> _PROBLEM DETAILS_
Reproduce every entry exactly, without alteration.
━━━ TASK INPUT
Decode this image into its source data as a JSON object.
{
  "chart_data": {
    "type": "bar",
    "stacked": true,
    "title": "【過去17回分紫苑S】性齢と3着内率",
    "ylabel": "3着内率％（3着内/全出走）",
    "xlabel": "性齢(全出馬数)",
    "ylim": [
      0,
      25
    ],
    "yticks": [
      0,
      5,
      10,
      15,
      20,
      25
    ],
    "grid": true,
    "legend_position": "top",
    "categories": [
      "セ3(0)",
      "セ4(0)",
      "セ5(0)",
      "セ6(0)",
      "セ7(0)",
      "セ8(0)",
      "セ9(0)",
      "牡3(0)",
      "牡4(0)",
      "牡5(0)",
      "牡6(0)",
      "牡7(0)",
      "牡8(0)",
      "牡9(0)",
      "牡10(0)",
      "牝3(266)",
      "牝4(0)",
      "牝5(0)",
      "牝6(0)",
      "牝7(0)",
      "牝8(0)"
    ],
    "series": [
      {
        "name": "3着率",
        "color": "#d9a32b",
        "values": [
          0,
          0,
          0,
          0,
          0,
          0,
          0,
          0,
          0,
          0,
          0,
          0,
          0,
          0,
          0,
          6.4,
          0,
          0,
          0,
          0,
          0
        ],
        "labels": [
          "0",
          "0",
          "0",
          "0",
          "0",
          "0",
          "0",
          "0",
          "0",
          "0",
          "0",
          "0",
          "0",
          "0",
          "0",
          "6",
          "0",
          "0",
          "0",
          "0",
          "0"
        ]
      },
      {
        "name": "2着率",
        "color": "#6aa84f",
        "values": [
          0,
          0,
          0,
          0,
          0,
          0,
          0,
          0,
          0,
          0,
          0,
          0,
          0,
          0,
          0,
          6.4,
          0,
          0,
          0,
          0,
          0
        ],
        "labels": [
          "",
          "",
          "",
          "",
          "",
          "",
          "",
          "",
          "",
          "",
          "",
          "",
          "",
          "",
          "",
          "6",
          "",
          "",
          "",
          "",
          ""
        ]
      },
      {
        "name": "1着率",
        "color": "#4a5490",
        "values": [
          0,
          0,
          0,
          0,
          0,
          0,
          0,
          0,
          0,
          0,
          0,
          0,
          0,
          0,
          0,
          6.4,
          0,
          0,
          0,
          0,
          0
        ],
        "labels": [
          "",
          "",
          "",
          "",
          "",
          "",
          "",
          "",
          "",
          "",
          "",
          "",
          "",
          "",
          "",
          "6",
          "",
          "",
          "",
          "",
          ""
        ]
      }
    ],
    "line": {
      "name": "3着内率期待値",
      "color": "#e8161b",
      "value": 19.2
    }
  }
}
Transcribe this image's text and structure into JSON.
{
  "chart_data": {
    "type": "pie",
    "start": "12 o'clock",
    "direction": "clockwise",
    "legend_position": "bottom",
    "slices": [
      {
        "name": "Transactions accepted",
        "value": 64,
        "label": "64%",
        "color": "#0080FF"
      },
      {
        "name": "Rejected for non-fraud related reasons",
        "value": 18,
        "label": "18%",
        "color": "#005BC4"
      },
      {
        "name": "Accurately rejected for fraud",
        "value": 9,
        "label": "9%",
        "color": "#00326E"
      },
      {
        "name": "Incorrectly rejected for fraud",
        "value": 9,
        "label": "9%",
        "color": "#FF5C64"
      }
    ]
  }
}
━━━━━━
> _WORKED SOLUTION_
Decode this image into its source data as a JSON object.
{
  "chart_data": {
    "type": "bar",
    "stacked": true,
    "title": "【過去17回分紫苑S】性齢と3着内率",
    "ylabel": "3着内率％（3着内/全出走）",
    "xlabel": "性齢(全出馬数)",
    "ylim": [
      0,
      25
    ],
    "yticks": [
      0,
      5,
      10,
      15,
      20,
      25
    ],
    "grid": true,
    "legend_position": "top",
    "categories": [
      "セ3(0)",
      "セ4(0)",
      "セ5(0)",
      "セ6(0)",
      "セ7(0)",
      "セ8(0)",
      "セ9(0)",
      "牡3(0)",
      "牡4(0)",
      "牡5(0)",
      "牡6(0)",
      "牡7(0)",
      "牡8(0)",
      "牡9(0)",
      "牡10(0)",
      "牝3(266)",
      "牝4(0)",
      "牝5(0)",
      "牝6(0)",
      "牝7(0)",
      "牝8(0)"
    ],
    "series": [
      {
        "name": "3着率",
        "color": "#d9a32b",
        "values": [
          0,
          0,
          0,
          0,
          0,
          0,
          0,
          0,
          0,
          0,
          0,
          0,
          0,
          0,
          0,
          6.4,
          0,
          0,
          0,
          0,
          0
        ],
        "labels": [
          "0",
          "0",
          "0",
          "0",
          "0",
          "0",
          "0",
          "0",
          "0",
          "0",
          "0",
          "0",
          "0",
          "0",
          "0",
          "6",
          "0",
          "0",
          "0",
          "0",
          "0"
        ]
      },
      {
        "name": "2着率",
        "color": "#6aa84f",
        "values": [
          0,
          0,
          0,
          0,
          0,
          0,
          0,
          0,
          0,
          0,
          0,
          0,
          0,
          0,
          0,
          6.4,
          0,
          0,
          0,
          0,
          0
        ],
        "labels": [
          "",
          "",
          "",
          "",
          "",
          "",
          "",
          "",
          "",
          "",
          "",
          "",
          "",
          "",
          "",
          "6",
          "",
          "",
          "",
          "",
          ""
        ]
      },
      {
        "name": "1着率",
        "color": "#4a5490",
        "values": [
          0,
          0,
          0,
          0,
          0,
          0,
          0,
          0,
          0,
          0,
          0,
          0,
          0,
          0,
          0,
          6.4,
          0,
          0,
          0,
          0,
          0
        ],
        "labels": [
          "",
          "",
          "",
          "",
          "",
          "",
          "",
          "",
          "",
          "",
          "",
          "",
          "",
          "",
          "",
          "6",
          "",
          "",
          "",
          "",
          ""
        ]
      }
    ],
    "line": {
      "name": "3着内率期待値",
      "color": "#e8161b",
      "value": 19.2
    }
  }
}
Transcribe this image's text and structure into JSON.
{
  "chart_data": {
    "type": "pie",
    "start": "12 o'clock",
    "direction": "clockwise",
    "legend_position": "bottom",
    "slices": [
      {
        "name": "Transactions accepted",
        "value": 64,
        "label": "64%",
        "color": "#0080FF"
      },
      {
        "name": "Rejected for non-fraud related reasons",
        "value": 18,
        "label": "18%",
        "color": "#005BC4"
      },
      {
        "name": "Accurately rejected for fraud",
        "value": 9,
        "label": "9%",
        "color": "#00326E"
      },
      {
        "name": "Incorrectly rejected for fraud",
        "value": 9,
        "label": "9%",
        "color": "#FF5C64"
      }
    ]
  }
}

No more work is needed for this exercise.